- **What you will do**: Which lines of the records contain "step"? Collect every one of them.

── Information provided ──

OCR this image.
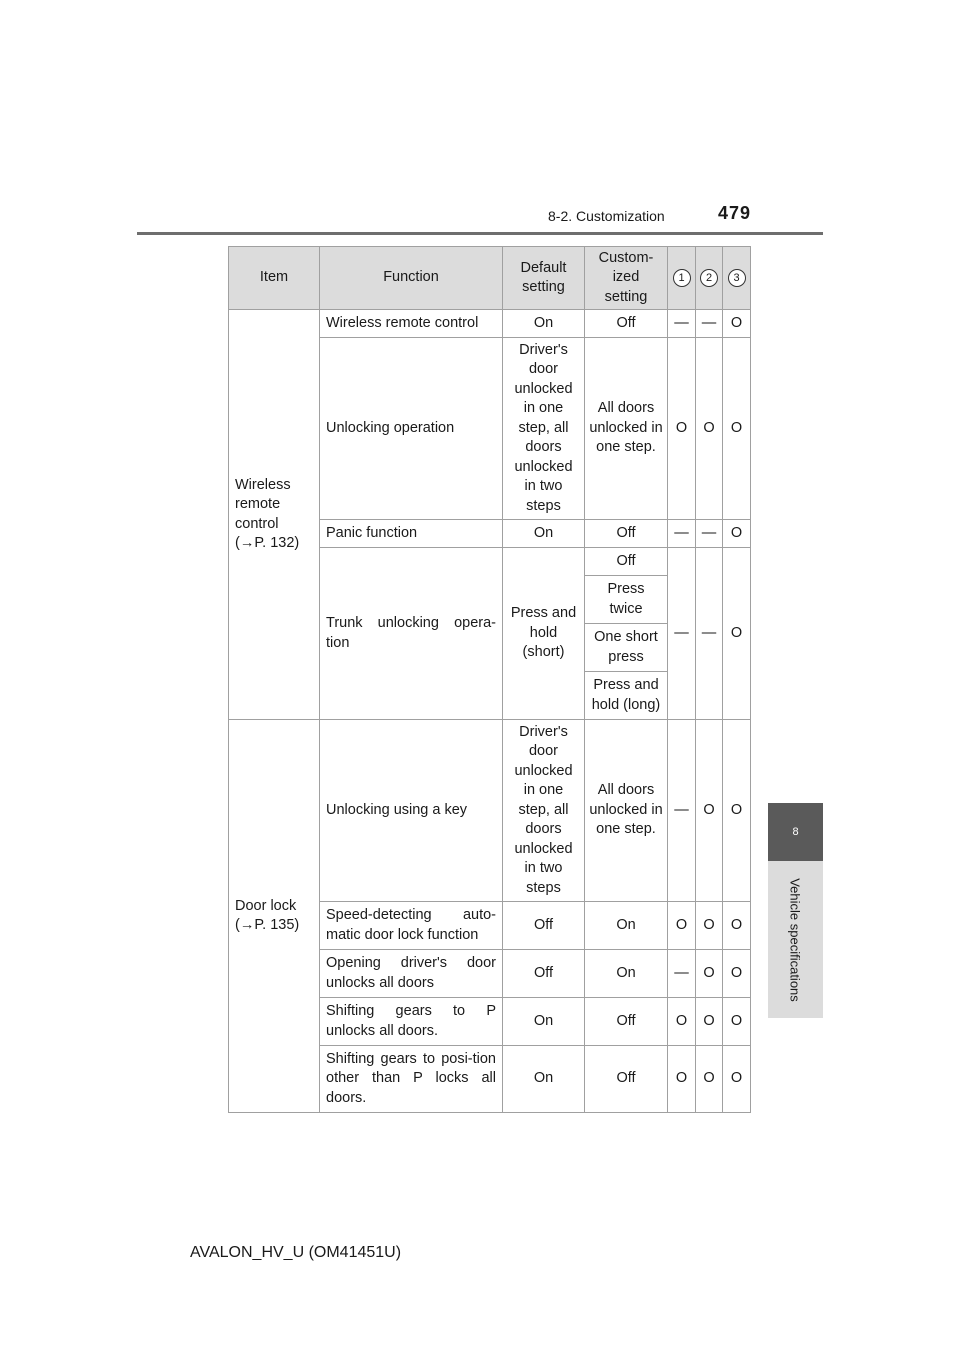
8-2. Customization	479
8
Vehicle specifications
Item	Function	Default setting	Custom-ized setting	1	2	3
Wireless remote control (→P. 132)	Wireless remote control	On	Off	—	—	O
	Unlocking operation	Driver's door unlocked in one step, all doors unlocked in two steps	All doors unlocked in one step.	O	O	O
	Panic function	On	Off	—	—	O
	Trunk unlocking opera-tion	Press and hold (short)	Off	—	—	O
			Press twice			
			One short press			
			Press and hold (long)			
Door lock (→P. 135)	Unlocking using a key	Driver's door unlocked in one step, all doors unlocked in two steps	All doors unlocked in one step.	—	O	O
	Speed-detecting auto-matic door lock function	Off	On	O	O	O
	Opening driver's door unlocks all doors	Off	On	—	O	O
	Shifting gears to P unlocks all doors.	On	Off	O	O	O
	Shifting gears to posi-tion other than P locks all doors.	On	Off	O	O	O
AVALON_HV_U (OM41451U)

───

- **Full response**:
	Unlocking operation	Driver's door unlocked in one step, all doors unlocked in two steps	All doors unlocked in one step.	O	O	O
Door lock (→P. 135)	Unlocking using a key	Driver's door unlocked in one step, all doors unlocked in two steps	All doors unlocked in one step.	—	O	O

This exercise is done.